- **The problem**: Decide whether each statement agrees with the passage on Moroccan dishes below: (a) the tanjia is cooked inside the hammam's steamy chambers, (b) the tanjia dish is named after the pot it is cooked in, (c) locals traditionally eat couscous on Fridays. For each, answer yes or no and quote the words of the passage that settle it.

- **Document section**:
Tanjia is a dish local to the Red City of Marrakech. Commonly associated with traders who work in the souks, the dish takes its name from the type of pot that it is cooked in. While there are plenty of places where you can try the meat-heavy dish around the city, why not cook your own as the locals do? Visit a butcher and rent a tanjia pot, which the butcher will fill with meat and spices before securely sealing it. Next, take your filled pot to the local hammam. Don’t enter the steamy chambers, though; look for the person who stokes the hammam’s fire and keeps it burning. The traditional way of cooking a tanjia is to leave it sitting for several hours in the hammam’s hot embers! Leave your pot, go off, enjoy your day, and return later to collect your meal. Unseal the pot and enjoy!
While couscous is eaten in several countries around the world today, the Northern African dish has special significance in Morocco. There are various ways to enjoy couscous, both savoury and sweet, but the most common couscous meal is seven vegetable couscous. Although many tourist-focused restaurants serve couscous all throughout the week, locals traditionally eat the dish on Fridays. Don’t be surprised to find that it’s only available in smaller establishments and local eateries on the Islamic holy day. Head to an authentic Moroccan restaurant on a Friday and order couscous to share with your friends or family. Look around and you’ll likely find that you’re surrounded by local groups all digging into couscous too. Why not try eating it Moroccan style, too, by using your fingertips to roll the couscous into small balls?

- **Records provided**:
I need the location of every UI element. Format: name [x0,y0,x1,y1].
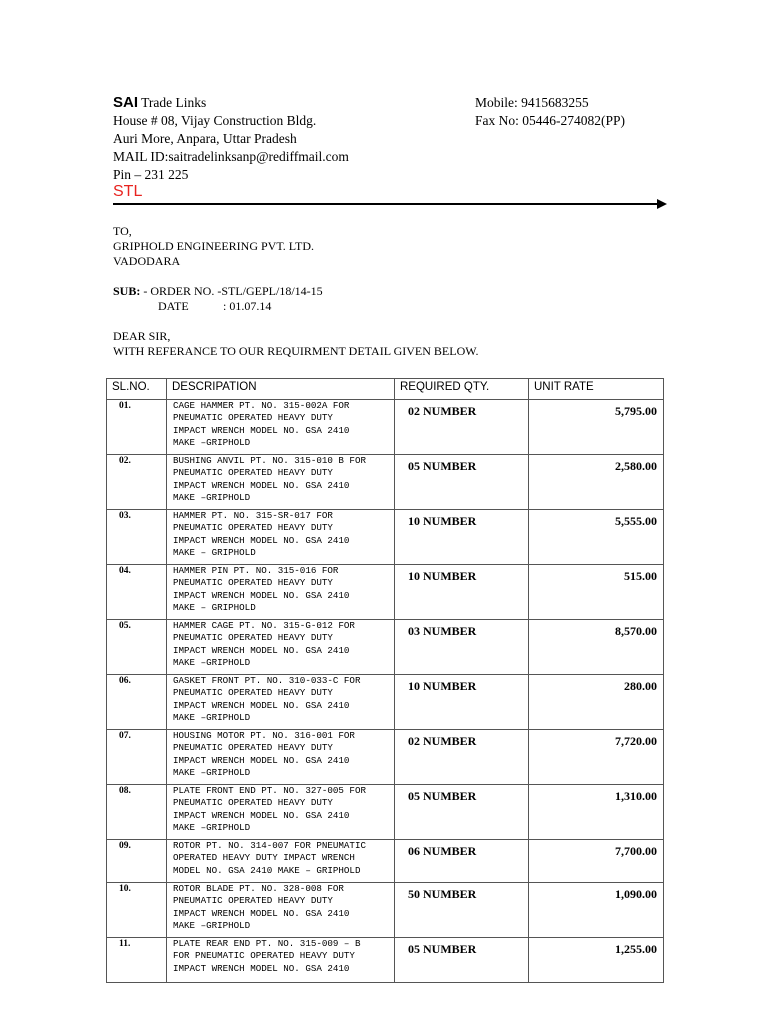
address-line-2: Auri More, Anpara, Uttar Pradesh [113,131,297,146]
pin-code: Pin – 231 225 [113,167,189,182]
recipient-city: VADODARA [113,254,181,268]
company-name-rest: Trade Links [141,95,207,110]
table-row [107,785,664,840]
row-unit-rate: 1,310.00 [529,785,664,840]
row-description: ROTOR PT. NO. 314-007 FOR PNEUMATIC OPERATED HEAVY DUTY IMPACT WRENCH MODEL NO. GSA 2410 MAKE – GRIPHOLD [167,840,395,883]
header-description: DESCRIPATION [167,379,395,400]
row-sl-no: 11. [107,938,167,983]
date-label: DATE [158,299,189,313]
row-description: HOUSING MOTOR PT. NO. 316-001 FOR PNEUMATIC OPERATED HEAVY DUTY IMPACT WRENCH MODEL NO. GSA 2410 MAKE –GRIPHOLD [167,730,395,785]
brand-name: SAI [113,94,139,111]
row-sl-no: 01. [107,400,167,455]
row-description: ROTOR BLADE PT. NO. 328-008 FOR PNEUMATIC OPERATED HEAVY DUTY IMPACT WRENCH MODEL NO. GSA 2410 MAKE –GRIPHOLD [167,883,395,938]
recipient-company: GRIPHOLD ENGINEERING PVT. LTD. [113,239,314,253]
table-row [107,675,664,730]
row-sl-no: 04. [107,565,167,620]
row-unit-rate: 1,255.00 [529,938,664,983]
row-unit-rate: 7,700.00 [529,840,664,883]
arrow-head-icon [657,199,667,209]
row-unit-rate: 1,090.00 [529,883,664,938]
row-unit-rate: 2,580.00 [529,455,664,510]
row-description: CAGE HAMMER PT. NO. 315-002A FOR PNEUMATIC OPERATED HEAVY DUTY IMPACT WRENCH MODEL NO. GSA 2410 MAKE –GRIPHOLD [167,400,395,455]
row-quantity: 05 NUMBER [395,455,529,510]
company-name [113,94,206,112]
row-unit-rate: 8,570.00 [529,620,664,675]
table-row [107,455,664,510]
row-description: HAMMER PIN PT. NO. 315-016 FOR PNEUMATIC OPERATED HEAVY DUTY IMPACT WRENCH MODEL NO. GSA 2410 MAKE – GRIPHOLD [167,565,395,620]
row-sl-no: 02. [107,455,167,510]
order-number: - ORDER NO. -STL/GEPL/18/14-15 [140,284,323,298]
row-sl-no: 09. [107,840,167,883]
date-value: : 01.07.14 [223,299,272,313]
row-sl-no: 10. [107,883,167,938]
row-description: BUSHING ANVIL PT. NO. 315-010 B FOR PNEUMATIC OPERATED HEAVY DUTY IMPACT WRENCH MODEL NO. GSA 2410 MAKE –GRIPHOLD [167,455,395,510]
fax-number: Fax No: 05446-274082(PP) [475,113,626,128]
header-required-qty: REQUIRED QTY. [395,379,529,400]
table-row [107,620,664,675]
header-divider [113,203,661,205]
row-quantity: 10 NUMBER [395,510,529,565]
header-sl-no: SL.NO. [107,379,167,400]
table-row [107,883,664,938]
row-quantity: 06 NUMBER [395,840,529,883]
row-unit-rate: 280.00 [529,675,664,730]
subject-label: SUB: [113,284,141,298]
table-row [107,400,664,455]
mobile-number: Mobile: 9415683255 [475,95,589,110]
stl-logo: STL [113,183,143,200]
row-sl-no: 05. [107,620,167,675]
row-quantity: 05 NUMBER [395,938,529,983]
row-quantity: 05 NUMBER [395,785,529,840]
row-quantity: 02 NUMBER [395,730,529,785]
table-row [107,730,664,785]
row-unit-rate: 5,795.00 [529,400,664,455]
row-quantity: 10 NUMBER [395,675,529,730]
row-description: HAMMER CAGE PT. NO. 315-G-012 FOR PNEUMATIC OPERATED HEAVY DUTY IMPACT WRENCH MODEL NO. GSA 2410 MAKE –GRIPHOLD [167,620,395,675]
table-row [107,565,664,620]
salutation: DEAR SIR, [113,329,171,343]
subject-line [113,284,323,299]
intro-text: WITH REFERANCE TO OUR REQUIRMENT DETAIL GIVEN BELOW. [113,344,479,358]
row-unit-rate: 515.00 [529,565,664,620]
table-row [107,510,664,565]
row-sl-no: 08. [107,785,167,840]
table-row [107,938,664,983]
row-sl-no: 06. [107,675,167,730]
header-unit-rate: UNIT RATE [529,379,664,400]
row-description: PLATE REAR END PT. NO. 315-009 – B FOR PNEUMATIC OPERATED HEAVY DUTY IMPACT WRENCH MODEL NO. GSA 2410 [167,938,395,983]
row-quantity: 50 NUMBER [395,883,529,938]
row-description: PLATE FRONT END PT. NO. 327-005 FOR PNEUMATIC OPERATED HEAVY DUTY IMPACT WRENCH MODEL NO. GSA 2410 MAKE –GRIPHOLD [167,785,395,840]
row-quantity: 02 NUMBER [395,400,529,455]
row-quantity: 03 NUMBER [395,620,529,675]
row-sl-no: 03. [107,510,167,565]
row-unit-rate: 7,720.00 [529,730,664,785]
row-unit-rate: 5,555.00 [529,510,664,565]
items-table [106,378,664,983]
table-row [107,840,664,883]
table-header-row [107,379,664,400]
row-quantity: 10 NUMBER [395,565,529,620]
row-description: HAMMER PT. NO. 315-SR-017 FOR PNEUMATIC OPERATED HEAVY DUTY IMPACT WRENCH MODEL NO. GSA 2410 MAKE – GRIPHOLD [167,510,395,565]
row-sl-no: 07. [107,730,167,785]
mail-id: MAIL ID:saitradelinksanp@rediffmail.com [113,149,349,164]
to-label: TO, [113,224,132,238]
row-description: GASKET FRONT PT. NO. 310-033-C FOR PNEUMATIC OPERATED HEAVY DUTY IMPACT WRENCH MODEL NO. GSA 2410 MAKE –GRIPHOLD [167,675,395,730]
address-line-1: House # 08, Vijay Construction Bldg. [113,113,317,128]
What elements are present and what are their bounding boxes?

- **Written solution**:
(a) No: "leave it sitting for several hours in the hammam’s hot embers"
(b) Yes: "the dish takes its name from the type of pot that it is cooked in"
(c) Yes: "locals traditionally eat the dish on Fridays"